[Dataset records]
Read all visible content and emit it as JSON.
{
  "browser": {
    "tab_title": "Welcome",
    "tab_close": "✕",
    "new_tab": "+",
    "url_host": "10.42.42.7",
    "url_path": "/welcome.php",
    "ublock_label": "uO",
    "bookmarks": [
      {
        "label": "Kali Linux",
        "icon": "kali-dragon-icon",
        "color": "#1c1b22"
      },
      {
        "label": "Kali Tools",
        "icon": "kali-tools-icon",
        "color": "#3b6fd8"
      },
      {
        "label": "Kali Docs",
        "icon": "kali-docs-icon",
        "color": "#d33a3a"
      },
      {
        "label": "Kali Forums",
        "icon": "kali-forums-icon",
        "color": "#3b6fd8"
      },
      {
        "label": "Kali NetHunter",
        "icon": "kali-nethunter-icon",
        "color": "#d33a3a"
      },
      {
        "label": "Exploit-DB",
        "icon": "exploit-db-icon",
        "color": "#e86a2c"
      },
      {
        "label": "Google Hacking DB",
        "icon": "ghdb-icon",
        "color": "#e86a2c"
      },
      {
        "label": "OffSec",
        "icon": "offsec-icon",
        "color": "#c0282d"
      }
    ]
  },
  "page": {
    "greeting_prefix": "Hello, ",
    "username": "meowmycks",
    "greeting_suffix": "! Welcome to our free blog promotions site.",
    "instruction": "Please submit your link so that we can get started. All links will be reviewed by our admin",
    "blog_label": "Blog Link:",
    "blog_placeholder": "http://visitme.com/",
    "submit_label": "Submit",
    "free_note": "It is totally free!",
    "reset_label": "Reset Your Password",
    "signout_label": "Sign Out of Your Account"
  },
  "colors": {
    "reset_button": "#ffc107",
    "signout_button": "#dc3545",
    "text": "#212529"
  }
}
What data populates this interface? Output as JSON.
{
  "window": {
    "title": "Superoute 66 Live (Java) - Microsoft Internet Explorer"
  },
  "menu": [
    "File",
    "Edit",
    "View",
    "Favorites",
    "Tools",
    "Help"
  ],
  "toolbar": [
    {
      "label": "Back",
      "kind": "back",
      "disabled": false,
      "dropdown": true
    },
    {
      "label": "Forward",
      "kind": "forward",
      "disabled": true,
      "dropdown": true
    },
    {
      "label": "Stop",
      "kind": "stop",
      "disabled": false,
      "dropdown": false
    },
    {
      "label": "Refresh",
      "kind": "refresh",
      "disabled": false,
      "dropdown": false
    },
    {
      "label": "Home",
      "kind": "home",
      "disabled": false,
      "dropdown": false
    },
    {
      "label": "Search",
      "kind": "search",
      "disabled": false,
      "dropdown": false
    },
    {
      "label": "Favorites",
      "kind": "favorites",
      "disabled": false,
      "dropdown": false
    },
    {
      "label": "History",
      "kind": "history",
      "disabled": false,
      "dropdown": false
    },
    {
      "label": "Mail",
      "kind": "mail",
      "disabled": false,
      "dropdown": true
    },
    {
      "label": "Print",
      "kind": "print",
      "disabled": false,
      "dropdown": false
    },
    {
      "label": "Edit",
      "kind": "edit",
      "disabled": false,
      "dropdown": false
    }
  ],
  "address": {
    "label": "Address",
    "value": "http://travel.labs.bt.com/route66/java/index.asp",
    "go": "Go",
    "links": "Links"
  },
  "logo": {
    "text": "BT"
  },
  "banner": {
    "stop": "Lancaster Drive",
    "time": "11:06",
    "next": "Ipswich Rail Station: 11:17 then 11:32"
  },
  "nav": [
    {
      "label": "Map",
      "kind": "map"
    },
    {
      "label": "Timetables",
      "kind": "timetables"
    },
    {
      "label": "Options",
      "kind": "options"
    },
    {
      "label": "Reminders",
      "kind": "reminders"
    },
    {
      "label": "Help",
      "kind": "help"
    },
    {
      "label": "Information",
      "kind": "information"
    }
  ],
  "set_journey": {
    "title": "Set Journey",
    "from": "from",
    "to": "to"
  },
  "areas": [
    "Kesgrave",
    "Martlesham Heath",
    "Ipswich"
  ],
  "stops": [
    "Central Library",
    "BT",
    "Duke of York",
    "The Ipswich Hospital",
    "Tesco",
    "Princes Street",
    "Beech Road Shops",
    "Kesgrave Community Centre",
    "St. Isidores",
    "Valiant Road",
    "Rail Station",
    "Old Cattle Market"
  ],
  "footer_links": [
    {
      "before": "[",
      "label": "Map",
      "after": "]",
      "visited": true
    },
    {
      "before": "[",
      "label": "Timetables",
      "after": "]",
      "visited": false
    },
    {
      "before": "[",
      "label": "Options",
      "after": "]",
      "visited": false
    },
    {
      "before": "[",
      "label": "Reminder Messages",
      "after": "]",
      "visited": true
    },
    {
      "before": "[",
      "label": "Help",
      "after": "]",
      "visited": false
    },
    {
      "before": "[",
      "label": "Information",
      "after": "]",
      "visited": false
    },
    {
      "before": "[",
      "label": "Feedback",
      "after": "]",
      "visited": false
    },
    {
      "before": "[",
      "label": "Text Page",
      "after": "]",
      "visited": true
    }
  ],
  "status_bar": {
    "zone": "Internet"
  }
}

■ WHAT IS BEING ASKED
Copy out all of the data exactly, leaving nothing out.

■ TASK OUTPUT
Read all visible content and emit it as JSON.
{
  "browser": {
    "tab_title": "Welcome",
    "tab_close": "✕",
    "new_tab": "+",
    "url_host": "10.42.42.7",
    "url_path": "/welcome.php",
    "ublock_label": "uO",
    "bookmarks": [
      {
        "label": "Kali Linux",
        "icon": "kali-dragon-icon",
        "color": "#1c1b22"
      },
      {
        "label": "Kali Tools",
        "icon": "kali-tools-icon",
        "color": "#3b6fd8"
      },
      {
        "label": "Kali Docs",
        "icon": "kali-docs-icon",
        "color": "#d33a3a"
      },
      {
        "label": "Kali Forums",
        "icon": "kali-forums-icon",
        "color": "#3b6fd8"
      },
      {
        "label": "Kali NetHunter",
        "icon": "kali-nethunter-icon",
        "color": "#d33a3a"
      },
      {
        "label": "Exploit-DB",
        "icon": "exploit-db-icon",
        "color": "#e86a2c"
      },
      {
        "label": "Google Hacking DB",
        "icon": "ghdb-icon",
        "color": "#e86a2c"
      },
      {
        "label": "OffSec",
        "icon": "offsec-icon",
        "color": "#c0282d"
      }
    ]
  },
  "page": {
    "greeting_prefix": "Hello, ",
    "username": "meowmycks",
    "greeting_suffix": "! Welcome to our free blog promotions site.",
    "instruction": "Please submit your link so that we can get started. All links will be reviewed by our admin",
    "blog_label": "Blog Link:",
    "blog_placeholder": "http://visitme.com/",
    "submit_label": "Submit",
    "free_note": "It is totally free!",
    "reset_label": "Reset Your Password",
    "signout_label": "Sign Out of Your Account"
  },
  "colors": {
    "reset_button": "#ffc107",
    "signout_button": "#dc3545",
    "text": "#212529"
  }
}
What data populates this interface? Output as JSON.
{
  "window": {
    "title": "Superoute 66 Live (Java) - Microsoft Internet Explorer"
  },
  "menu": [
    "File",
    "Edit",
    "View",
    "Favorites",
    "Tools",
    "Help"
  ],
  "toolbar": [
    {
      "label": "Back",
      "kind": "back",
      "disabled": false,
      "dropdown": true
    },
    {
      "label": "Forward",
      "kind": "forward",
      "disabled": true,
      "dropdown": true
    },
    {
      "label": "Stop",
      "kind": "stop",
      "disabled": false,
      "dropdown": false
    },
    {
      "label": "Refresh",
      "kind": "refresh",
      "disabled": false,
      "dropdown": false
    },
    {
      "label": "Home",
      "kind": "home",
      "disabled": false,
      "dropdown": false
    },
    {
      "label": "Search",
      "kind": "search",
      "disabled": false,
      "dropdown": false
    },
    {
      "label": "Favorites",
      "kind": "favorites",
      "disabled": false,
      "dropdown": false
    },
    {
      "label": "History",
      "kind": "history",
      "disabled": false,
      "dropdown": false
    },
    {
      "label": "Mail",
      "kind": "mail",
      "disabled": false,
      "dropdown": true
    },
    {
      "label": "Print",
      "kind": "print",
      "disabled": false,
      "dropdown": false
    },
    {
      "label": "Edit",
      "kind": "edit",
      "disabled": false,
      "dropdown": false
    }
  ],
  "address": {
    "label": "Address",
    "value": "http://travel.labs.bt.com/route66/java/index.asp",
    "go": "Go",
    "links": "Links"
  },
  "logo": {
    "text": "BT"
  },
  "banner": {
    "stop": "Lancaster Drive",
    "time": "11:06",
    "next": "Ipswich Rail Station: 11:17 then 11:32"
  },
  "nav": [
    {
      "label": "Map",
      "kind": "map"
    },
    {
      "label": "Timetables",
      "kind": "timetables"
    },
    {
      "label": "Options",
      "kind": "options"
    },
    {
      "label": "Reminders",
      "kind": "reminders"
    },
    {
      "label": "Help",
      "kind": "help"
    },
    {
      "label": "Information",
      "kind": "information"
    }
  ],
  "set_journey": {
    "title": "Set Journey",
    "from": "from",
    "to": "to"
  },
  "areas": [
    "Kesgrave",
    "Martlesham Heath",
    "Ipswich"
  ],
  "stops": [
    "Central Library",
    "BT",
    "Duke of York",
    "The Ipswich Hospital",
    "Tesco",
    "Princes Street",
    "Beech Road Shops",
    "Kesgrave Community Centre",
    "St. Isidores",
    "Valiant Road",
    "Rail Station",
    "Old Cattle Market"
  ],
  "footer_links": [
    {
      "before": "[",
      "label": "Map",
      "after": "]",
      "visited": true
    },
    {
      "before": "[",
      "label": "Timetables",
      "after": "]",
      "visited": false
    },
    {
      "before": "[",
      "label": "Options",
      "after": "]",
      "visited": false
    },
    {
      "before": "[",
      "label": "Reminder Messages",
      "after": "]",
      "visited": true
    },
    {
      "before": "[",
      "label": "Help",
      "after": "]",
      "visited": false
    },
    {
      "before": "[",
      "label": "Information",
      "after": "]",
      "visited": false
    },
    {
      "before": "[",
      "label": "Feedback",
      "after": "]",
      "visited": false
    },
    {
      "before": "[",
      "label": "Text Page",
      "after": "]",
      "visited": true
    }
  ],
  "status_bar": {
    "zone": "Internet"
  }
}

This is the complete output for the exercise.